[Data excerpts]
☆ ☆ ☆ ☆ ☆ ☆ ☆
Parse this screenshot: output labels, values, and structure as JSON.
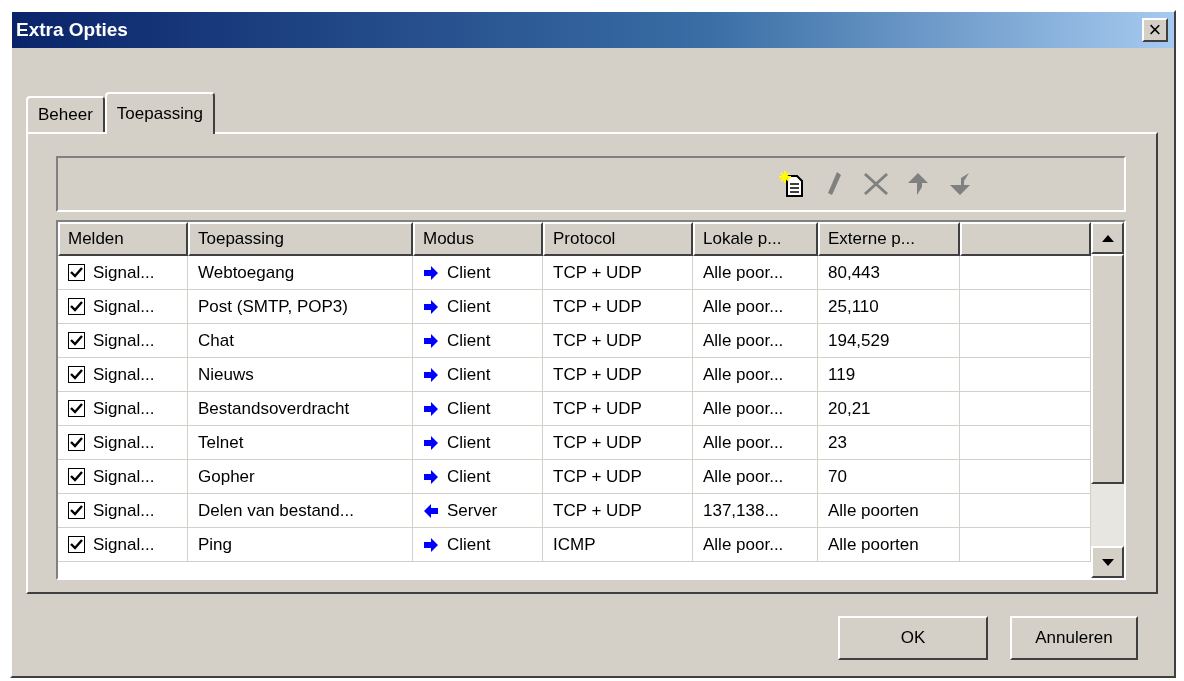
{
  "window": {
    "title": "Extra Opties",
    "close": "×"
  },
  "tabs": [
    {
      "label": "Beheer",
      "selected": false
    },
    {
      "label": "Toepassing",
      "selected": true
    }
  ],
  "toolbar": [
    {
      "kind": "new",
      "disabled": false
    },
    {
      "kind": "edit",
      "disabled": true
    },
    {
      "kind": "delete",
      "disabled": true
    },
    {
      "kind": "up",
      "disabled": true
    },
    {
      "kind": "down",
      "disabled": true
    }
  ],
  "table": {
    "columns": [
      "Melden",
      "Toepassing",
      "Modus",
      "Protocol",
      "Lokale p...",
      "Externe p..."
    ],
    "rows": [
      {
        "checked": true,
        "melden": "Signal...",
        "toepassing": "Webtoegang",
        "kind": "out",
        "modus": "Client",
        "protocol": "TCP + UDP",
        "lokale": "Alle poor...",
        "externe": "80,443"
      },
      {
        "checked": true,
        "melden": "Signal...",
        "toepassing": "Post (SMTP, POP3)",
        "kind": "out",
        "modus": "Client",
        "protocol": "TCP + UDP",
        "lokale": "Alle poor...",
        "externe": "25,110"
      },
      {
        "checked": true,
        "melden": "Signal...",
        "toepassing": "Chat",
        "kind": "out",
        "modus": "Client",
        "protocol": "TCP + UDP",
        "lokale": "Alle poor...",
        "externe": "194,529"
      },
      {
        "checked": true,
        "melden": "Signal...",
        "toepassing": "Nieuws",
        "kind": "out",
        "modus": "Client",
        "protocol": "TCP + UDP",
        "lokale": "Alle poor...",
        "externe": "119"
      },
      {
        "checked": true,
        "melden": "Signal...",
        "toepassing": "Bestandsoverdracht",
        "kind": "out",
        "modus": "Client",
        "protocol": "TCP + UDP",
        "lokale": "Alle poor...",
        "externe": "20,21"
      },
      {
        "checked": true,
        "melden": "Signal...",
        "toepassing": "Telnet",
        "kind": "out",
        "modus": "Client",
        "protocol": "TCP + UDP",
        "lokale": "Alle poor...",
        "externe": "23"
      },
      {
        "checked": true,
        "melden": "Signal...",
        "toepassing": "Gopher",
        "kind": "out",
        "modus": "Client",
        "protocol": "TCP + UDP",
        "lokale": "Alle poor...",
        "externe": "70"
      },
      {
        "checked": true,
        "melden": "Signal...",
        "toepassing": "Delen van bestand...",
        "kind": "in",
        "modus": "Server",
        "protocol": "TCP + UDP",
        "lokale": "137,138...",
        "externe": "Alle poorten"
      },
      {
        "checked": true,
        "melden": "Signal...",
        "toepassing": "Ping",
        "kind": "out",
        "modus": "Client",
        "protocol": "ICMP",
        "lokale": "Alle poor...",
        "externe": "Alle poorten"
      }
    ]
  },
  "buttons": [
    {
      "label": "OK"
    },
    {
      "label": "Annuleren"
    }
  ]
}
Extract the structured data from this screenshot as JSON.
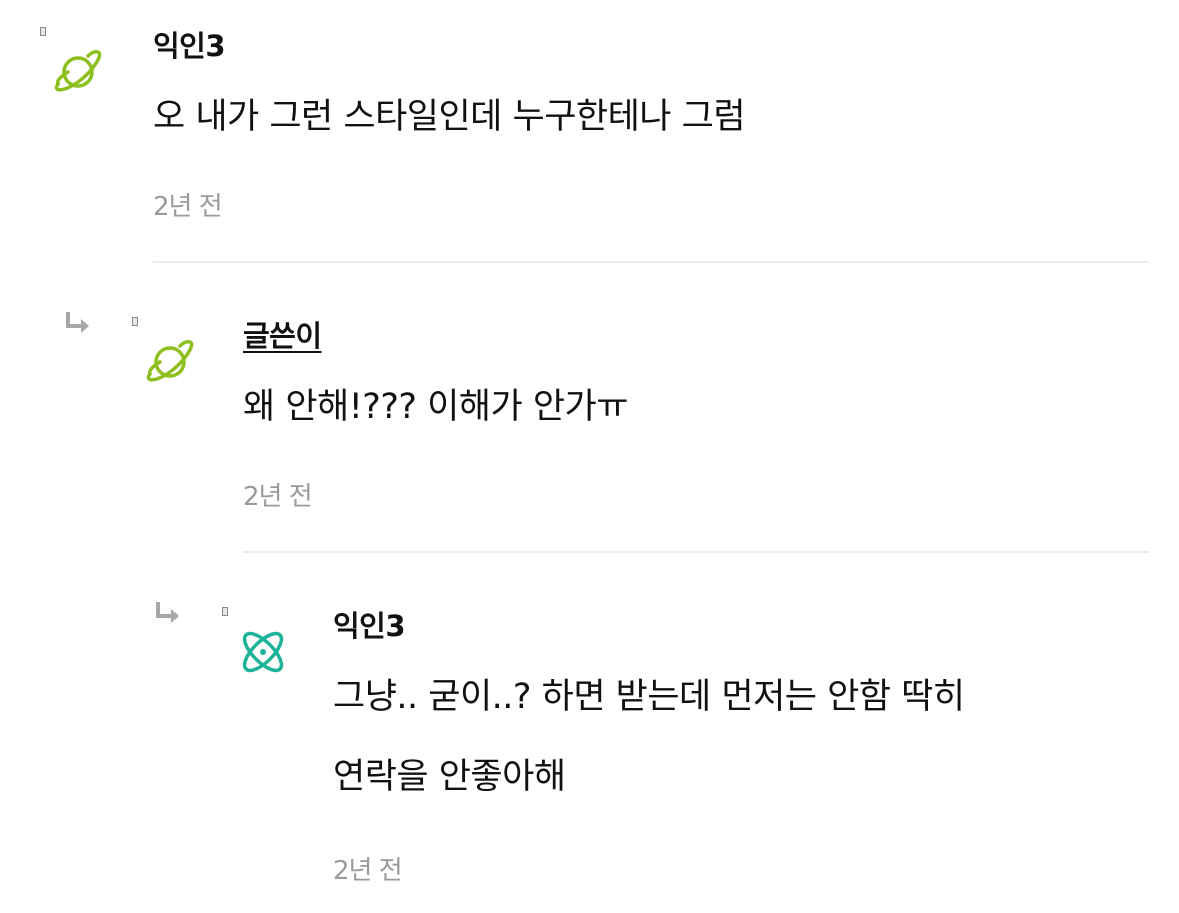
{
  "comments": [
    {
      "author": "익인3",
      "avatar_icon": "planet-icon",
      "avatar_color": "#8dbf1f",
      "text_lines": [
        "오 내가 그런 스타일인데 누구한테나 그럼"
      ],
      "time": "2년 전"
    },
    {
      "author": "글쓴이",
      "avatar_icon": "planet-icon",
      "avatar_color": "#8dbf1f",
      "text_lines": [
        "왜 안해!??? 이해가 안가ㅠ"
      ],
      "time": "2년 전"
    },
    {
      "author": "익인3",
      "avatar_icon": "atom-icon",
      "avatar_color": "#1db39a",
      "text_lines": [
        "그냥.. 굳이..? 하면 받는데 먼저는 안함 딱히",
        "연락을 안좋아해"
      ],
      "time": "2년 전"
    }
  ]
}
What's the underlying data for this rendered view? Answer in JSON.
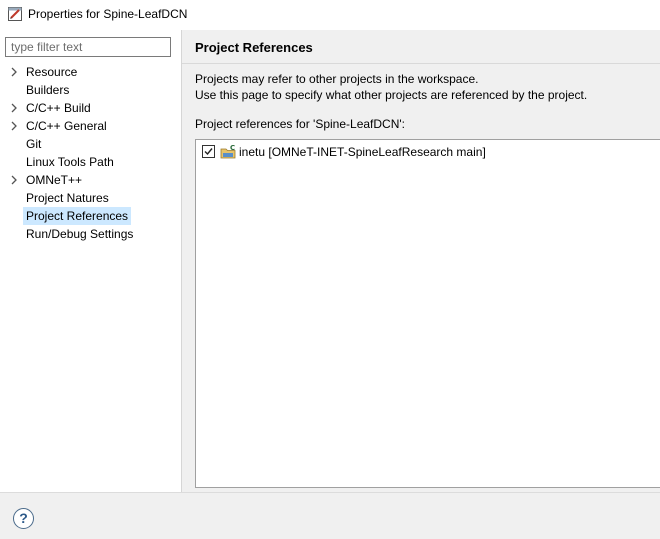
{
  "window": {
    "title": "Properties for Spine-LeafDCN"
  },
  "filter": {
    "placeholder": "type filter text",
    "value": ""
  },
  "tree": {
    "items": [
      {
        "label": "Resource",
        "expandable": true,
        "selected": false
      },
      {
        "label": "Builders",
        "expandable": false,
        "selected": false
      },
      {
        "label": "C/C++ Build",
        "expandable": true,
        "selected": false
      },
      {
        "label": "C/C++ General",
        "expandable": true,
        "selected": false
      },
      {
        "label": "Git",
        "expandable": false,
        "selected": false
      },
      {
        "label": "Linux Tools Path",
        "expandable": false,
        "selected": false
      },
      {
        "label": "OMNeT++",
        "expandable": true,
        "selected": false
      },
      {
        "label": "Project Natures",
        "expandable": false,
        "selected": false
      },
      {
        "label": "Project References",
        "expandable": false,
        "selected": true
      },
      {
        "label": "Run/Debug Settings",
        "expandable": false,
        "selected": false
      }
    ]
  },
  "page": {
    "title": "Project References",
    "description_line1": "Projects may refer to other projects in the workspace.",
    "description_line2": "Use this page to specify what other projects are referenced by the project.",
    "references_label": "Project references for 'Spine-LeafDCN':",
    "references": [
      {
        "label": "inetu [OMNeT-INET-SpineLeafResearch main]",
        "checked": true,
        "icon": "project-folder-icon"
      }
    ]
  },
  "colors": {
    "selection": "#cce8ff",
    "panel_bg": "#f0f0f0"
  },
  "footer": {
    "help_icon": "help-icon"
  }
}
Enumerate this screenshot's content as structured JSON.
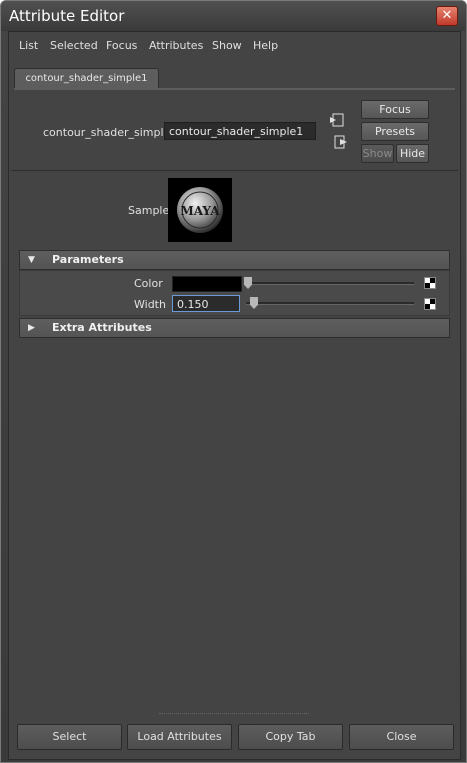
{
  "window": {
    "title": "Attribute Editor",
    "close_glyph": "✕"
  },
  "menu": [
    "List",
    "Selected",
    "Focus",
    "Attributes",
    "Show",
    "Help"
  ],
  "tab": {
    "label": "contour_shader_simple1"
  },
  "node": {
    "type_label": "contour_shader_simple:",
    "name": "contour_shader_simple1"
  },
  "side_buttons": {
    "focus": "Focus",
    "presets": "Presets",
    "show": "Show",
    "hide": "Hide"
  },
  "sample": {
    "label": "Sample",
    "logo_text": "MAYA"
  },
  "parameters": {
    "header": "Parameters",
    "color_label": "Color",
    "color_value": "#000000",
    "width_label": "Width",
    "width_value": "0.150"
  },
  "extra": {
    "header": "Extra Attributes"
  },
  "footer": {
    "select": "Select",
    "load": "Load Attributes",
    "copy": "Copy Tab",
    "close": "Close"
  }
}
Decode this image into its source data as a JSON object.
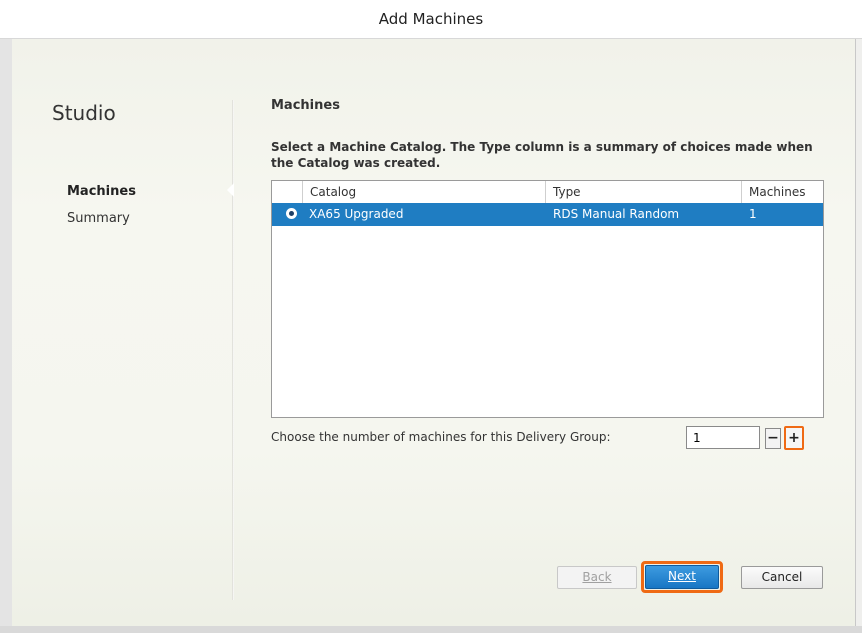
{
  "window": {
    "title": "Add Machines"
  },
  "sidebar": {
    "app_name": "Studio",
    "items": [
      {
        "label": "Machines",
        "active": true
      },
      {
        "label": "Summary",
        "active": false
      }
    ]
  },
  "main": {
    "section_title": "Machines",
    "instructions": "Select a Machine Catalog. The Type column is a summary of choices made when the Catalog was created.",
    "table": {
      "columns": [
        "Catalog",
        "Type",
        "Machines"
      ],
      "rows": [
        {
          "selected": true,
          "catalog": "XA65 Upgraded",
          "type": "RDS Manual Random",
          "machines": "1"
        }
      ]
    },
    "machine_count": {
      "label": "Choose the number of machines for this Delivery Group:",
      "value": "1",
      "decrement_label": "−",
      "increment_label": "+"
    }
  },
  "footer": {
    "back_label": "Back",
    "next_label": "Next",
    "cancel_label": "Cancel"
  },
  "colors": {
    "selection": "#1f7dc2",
    "highlight": "#ef6a14",
    "primary_button": "#1876c4"
  }
}
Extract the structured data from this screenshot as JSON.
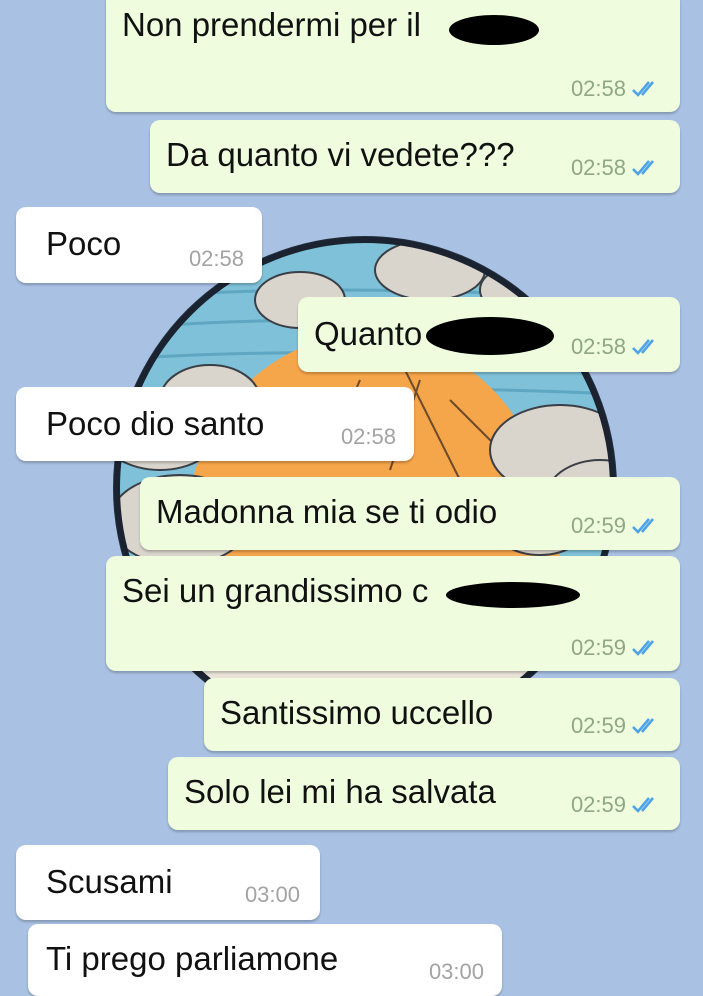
{
  "colors": {
    "background": "#a9c1e3",
    "outgoing_bubble": "#effdde",
    "incoming_bubble": "#ffffff",
    "tick_color": "#4fa3e8"
  },
  "messages": [
    {
      "dir": "out",
      "text": "Non prendermi per il",
      "time": "02:58",
      "status": "read-double-check-icon"
    },
    {
      "dir": "out",
      "text": "Da quanto vi vedete???",
      "time": "02:58",
      "status": "read-double-check-icon"
    },
    {
      "dir": "in",
      "text": "Poco",
      "time": "02:58"
    },
    {
      "dir": "out",
      "text": "Quanto",
      "time": "02:58",
      "status": "read-double-check-icon"
    },
    {
      "dir": "in",
      "text": "Poco dio santo",
      "time": "02:58"
    },
    {
      "dir": "out",
      "text": "Madonna mia se ti odio",
      "time": "02:59",
      "status": "read-double-check-icon"
    },
    {
      "dir": "out",
      "text": "Sei un grandissimo c",
      "time": "02:59",
      "status": "read-double-check-icon"
    },
    {
      "dir": "out",
      "text": "Santissimo uccello",
      "time": "02:59",
      "status": "read-double-check-icon"
    },
    {
      "dir": "out",
      "text": "Solo lei mi ha salvata",
      "time": "02:59",
      "status": "read-double-check-icon"
    },
    {
      "dir": "in",
      "text": "Scusami",
      "time": "03:00"
    },
    {
      "dir": "in",
      "text": "Ti prego parliamone",
      "time": "03:00"
    }
  ]
}
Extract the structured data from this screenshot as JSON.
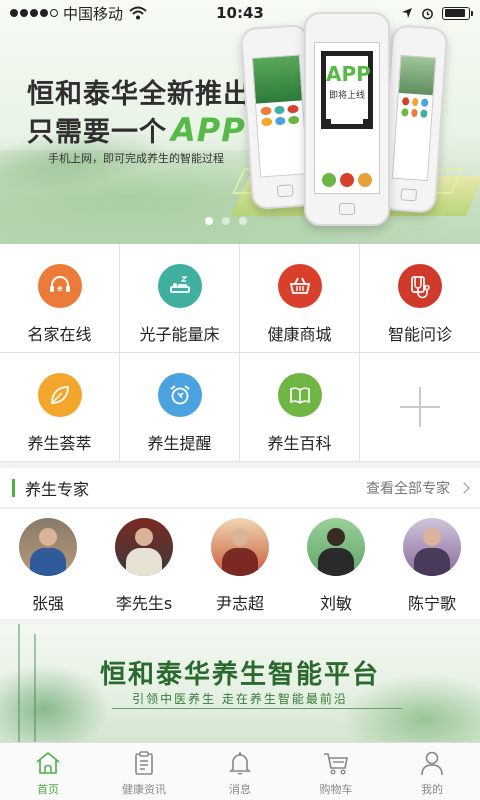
{
  "status_bar": {
    "carrier": "中国移动",
    "time": "10:43"
  },
  "banner": {
    "headline_line1": "恒和泰华全新推出",
    "headline_line2_prefix": "只需要一个",
    "headline_app": "APP",
    "subtitle": "手机上网，即可完成养生的智能过程",
    "qr_app": "APP",
    "qr_caption": "即将上线",
    "active_page": 0
  },
  "services": [
    {
      "label": "名家在线",
      "icon": "headset-icon",
      "color": "#ec7b3a"
    },
    {
      "label": "光子能量床",
      "icon": "bed-icon",
      "color": "#3fb0a0"
    },
    {
      "label": "健康商城",
      "icon": "basket-icon",
      "color": "#d9402b"
    },
    {
      "label": "智能问诊",
      "icon": "stethoscope-icon",
      "color": "#cf3a2a"
    },
    {
      "label": "养生荟萃",
      "icon": "leaf-icon",
      "color": "#f2a62c"
    },
    {
      "label": "养生提醒",
      "icon": "alarm-clock-icon",
      "color": "#4aa3df"
    },
    {
      "label": "养生百科",
      "icon": "book-icon",
      "color": "#6fb544"
    }
  ],
  "experts_section": {
    "title": "养生专家",
    "more_label": "查看全部专家",
    "items": [
      {
        "name": "张强"
      },
      {
        "name": "李先生s"
      },
      {
        "name": "尹志超"
      },
      {
        "name": "刘敏"
      },
      {
        "name": "陈宁歌"
      }
    ]
  },
  "promo_banner": {
    "title": "恒和泰华养生智能平台",
    "subtitle": "引领中医养生 走在养生智能最前沿"
  },
  "tabbar": {
    "items": [
      {
        "label": "首页",
        "icon": "home-icon",
        "active": true
      },
      {
        "label": "健康资讯",
        "icon": "clipboard-icon",
        "active": false
      },
      {
        "label": "消息",
        "icon": "bell-icon",
        "active": false
      },
      {
        "label": "购物车",
        "icon": "cart-icon",
        "active": false
      },
      {
        "label": "我的",
        "icon": "user-icon",
        "active": false
      }
    ],
    "active_color": "#4cae4c",
    "inactive_color": "#888888"
  }
}
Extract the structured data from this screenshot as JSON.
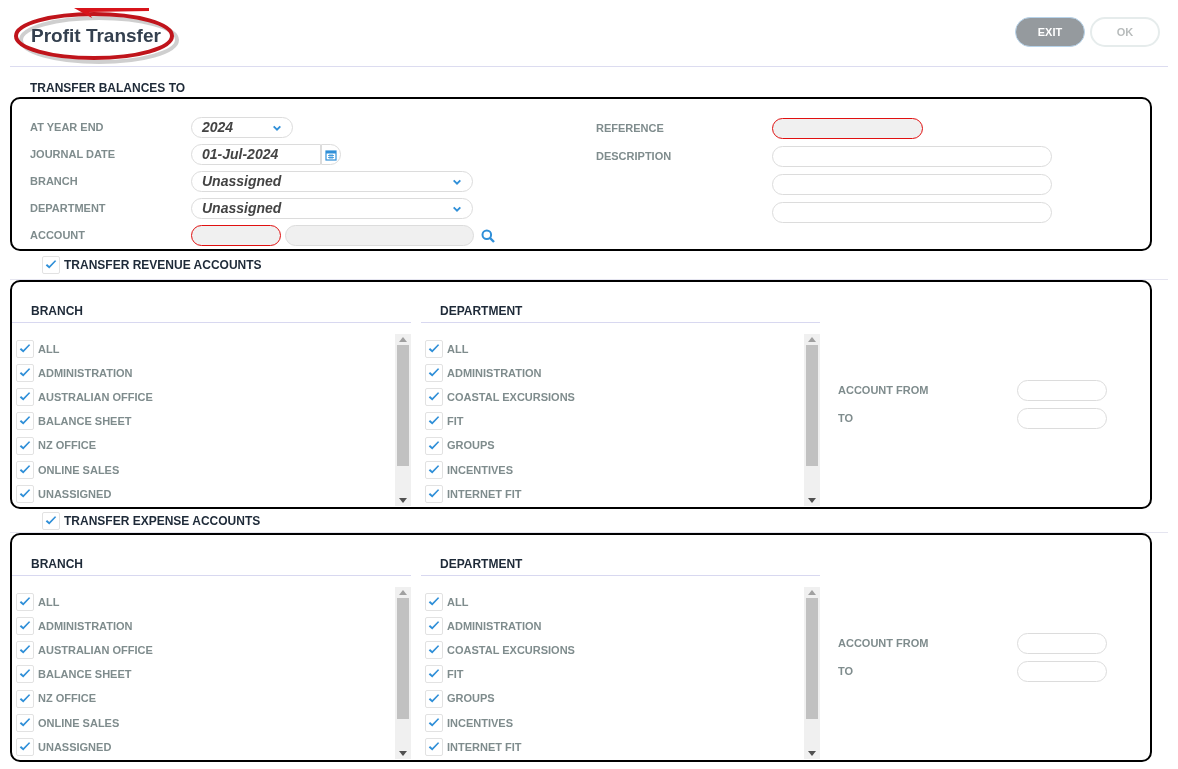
☆ ☆ ☆ ☆ ☆ ☆ ☆
→ EXERCISE BRIEF: Copy out all lines where the word "projects" appears.

→ FULL RESPONSE:
    "description_line1": "Projects may refer to other projects in the workspace.",
    "description_line2": "Use this page to specify what other projects are referenced by the project.",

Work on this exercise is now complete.